Given problem: Transcribe each of the records below exactly, excluding all pictures.

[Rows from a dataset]
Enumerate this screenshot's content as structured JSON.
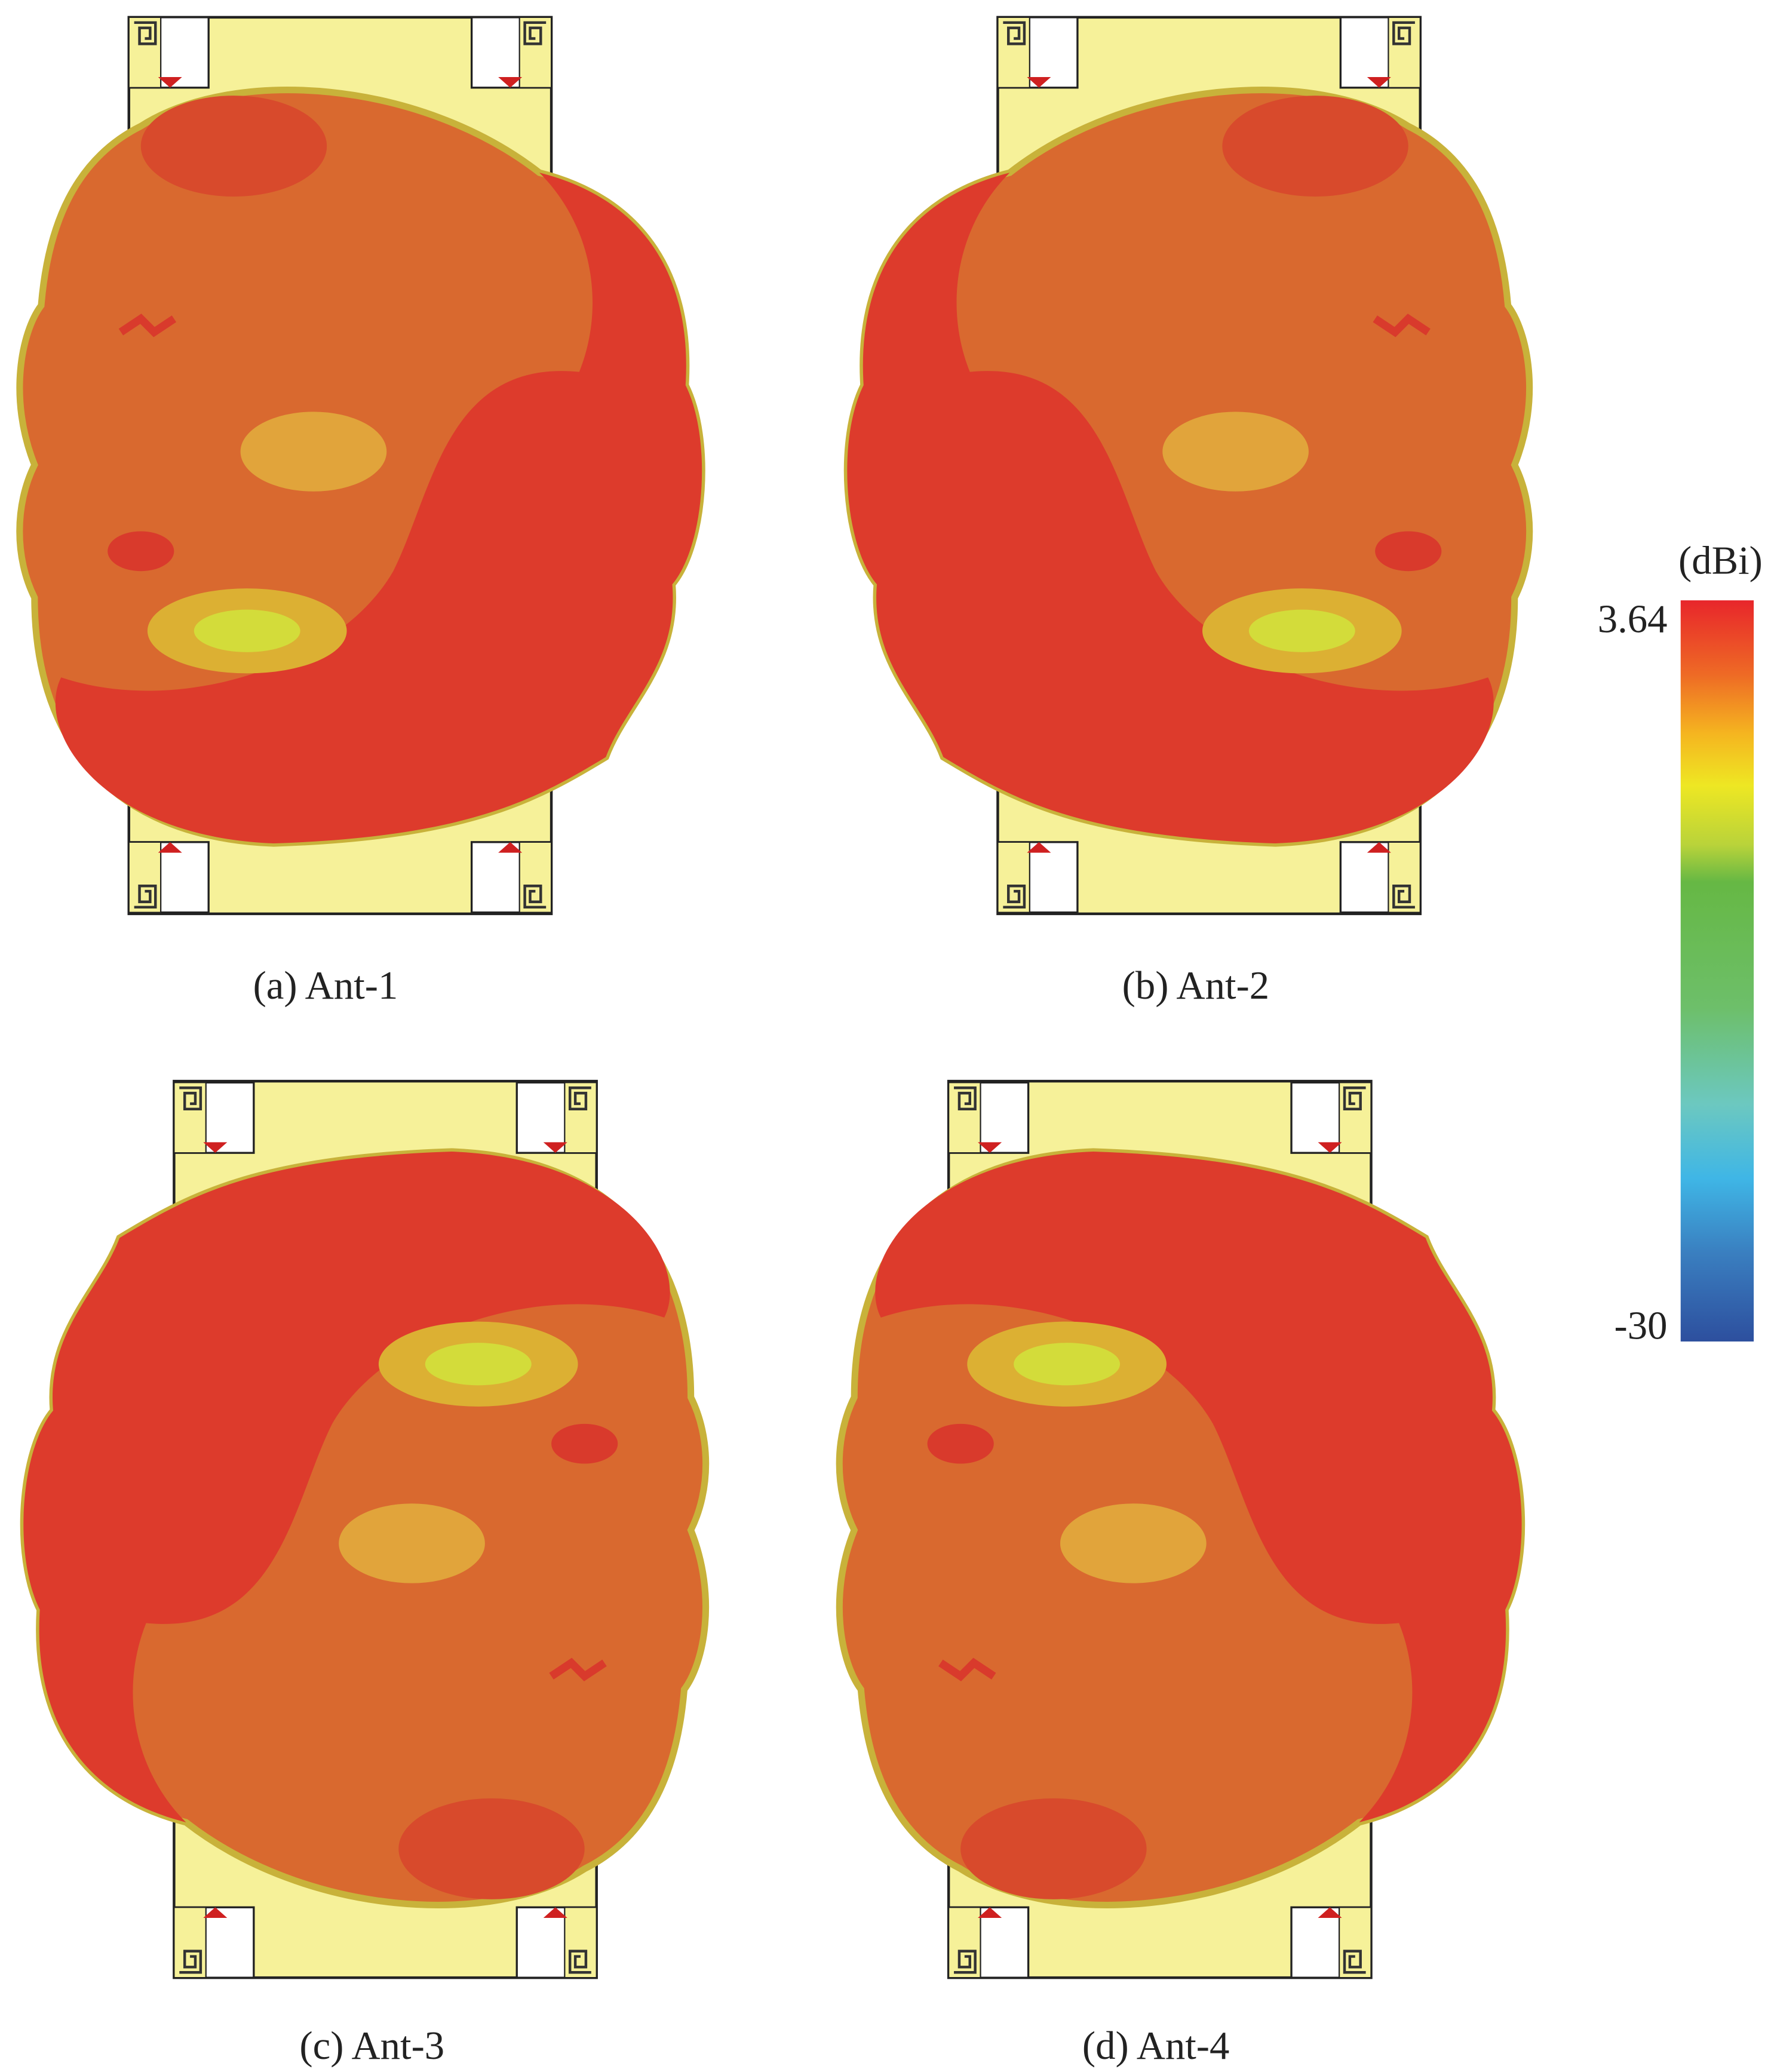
{
  "panels": [
    {
      "caption": "(a) Ant-1"
    },
    {
      "caption": "(b) Ant-2"
    },
    {
      "caption": "(c) Ant-3"
    },
    {
      "caption": "(d) Ant-4"
    }
  ],
  "colorbar": {
    "unit": "(dBi)",
    "max_label": "3.64",
    "min_label": "-30"
  }
}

Result for this task:
Enumerate this screenshot's content as structured JSON.
{
  "panels": [
    {
      "caption": "(a) Ant-1"
    },
    {
      "caption": "(b) Ant-2"
    },
    {
      "caption": "(c) Ant-3"
    },
    {
      "caption": "(d) Ant-4"
    }
  ],
  "colorbar": {
    "unit": "(dBi)",
    "max_label": "3.64",
    "min_label": "-30"
  }
}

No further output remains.